LISTED RECORDS
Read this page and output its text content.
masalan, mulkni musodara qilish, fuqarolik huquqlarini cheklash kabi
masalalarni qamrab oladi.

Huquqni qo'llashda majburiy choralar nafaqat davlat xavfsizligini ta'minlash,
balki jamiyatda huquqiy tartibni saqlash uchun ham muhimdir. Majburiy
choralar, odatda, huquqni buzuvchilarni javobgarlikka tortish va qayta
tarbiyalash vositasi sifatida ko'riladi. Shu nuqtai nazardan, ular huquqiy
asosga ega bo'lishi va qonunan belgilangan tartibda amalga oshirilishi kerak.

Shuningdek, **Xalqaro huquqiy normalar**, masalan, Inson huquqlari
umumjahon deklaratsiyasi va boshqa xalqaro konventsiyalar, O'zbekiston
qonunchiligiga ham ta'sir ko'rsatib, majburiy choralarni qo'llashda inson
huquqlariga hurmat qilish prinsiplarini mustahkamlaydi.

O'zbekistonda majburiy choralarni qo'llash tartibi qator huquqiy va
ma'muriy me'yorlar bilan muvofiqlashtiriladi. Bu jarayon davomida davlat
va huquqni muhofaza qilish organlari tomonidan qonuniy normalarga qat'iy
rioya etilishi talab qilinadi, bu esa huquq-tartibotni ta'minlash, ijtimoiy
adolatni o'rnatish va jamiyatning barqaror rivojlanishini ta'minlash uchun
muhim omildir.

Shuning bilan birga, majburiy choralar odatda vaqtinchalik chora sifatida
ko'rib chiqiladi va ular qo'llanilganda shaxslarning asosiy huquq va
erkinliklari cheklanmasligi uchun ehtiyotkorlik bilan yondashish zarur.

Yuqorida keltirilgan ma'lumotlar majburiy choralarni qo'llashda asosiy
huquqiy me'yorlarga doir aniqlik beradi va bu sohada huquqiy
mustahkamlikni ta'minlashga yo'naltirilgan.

GOAL
Write out the entries above once more, without altering anything.

EXERCISE RESULT
Read this page and output its text content.
masalan, mulkni musodara qilish, fuqarolik huquqlarini cheklash kabi
masalalarni qamrab oladi.

Huquqni qo'llashda majburiy choralar nafaqat davlat xavfsizligini ta'minlash,
balki jamiyatda huquqiy tartibni saqlash uchun ham muhimdir. Majburiy
choralar, odatda, huquqni buzuvchilarni javobgarlikka tortish va qayta
tarbiyalash vositasi sifatida ko'riladi. Shu nuqtai nazardan, ular huquqiy
asosga ega bo'lishi va qonunan belgilangan tartibda amalga oshirilishi kerak.

Shuningdek, **Xalqaro huquqiy normalar**, masalan, Inson huquqlari
umumjahon deklaratsiyasi va boshqa xalqaro konventsiyalar, O'zbekiston
qonunchiligiga ham ta'sir ko'rsatib, majburiy choralarni qo'llashda inson
huquqlariga hurmat qilish prinsiplarini mustahkamlaydi.

O'zbekistonda majburiy choralarni qo'llash tartibi qator huquqiy va
ma'muriy me'yorlar bilan muvofiqlashtiriladi. Bu jarayon davomida davlat
va huquqni muhofaza qilish organlari tomonidan qonuniy normalarga qat'iy
rioya etilishi talab qilinadi, bu esa huquq-tartibotni ta'minlash, ijtimoiy
adolatni o'rnatish va jamiyatning barqaror rivojlanishini ta'minlash uchun
muhim omildir.

Shuning bilan birga, majburiy choralar odatda vaqtinchalik chora sifatida
ko'rib chiqiladi va ular qo'llanilganda shaxslarning asosiy huquq va
erkinliklari cheklanmasligi uchun ehtiyotkorlik bilan yondashish zarur.

Yuqorida keltirilgan ma'lumotlar majburiy choralarni qo'llashda asosiy
huquqiy me'yorlarga doir aniqlik beradi va bu sohada huquqiy
mustahkamlikni ta'minlashga yo'naltirilgan.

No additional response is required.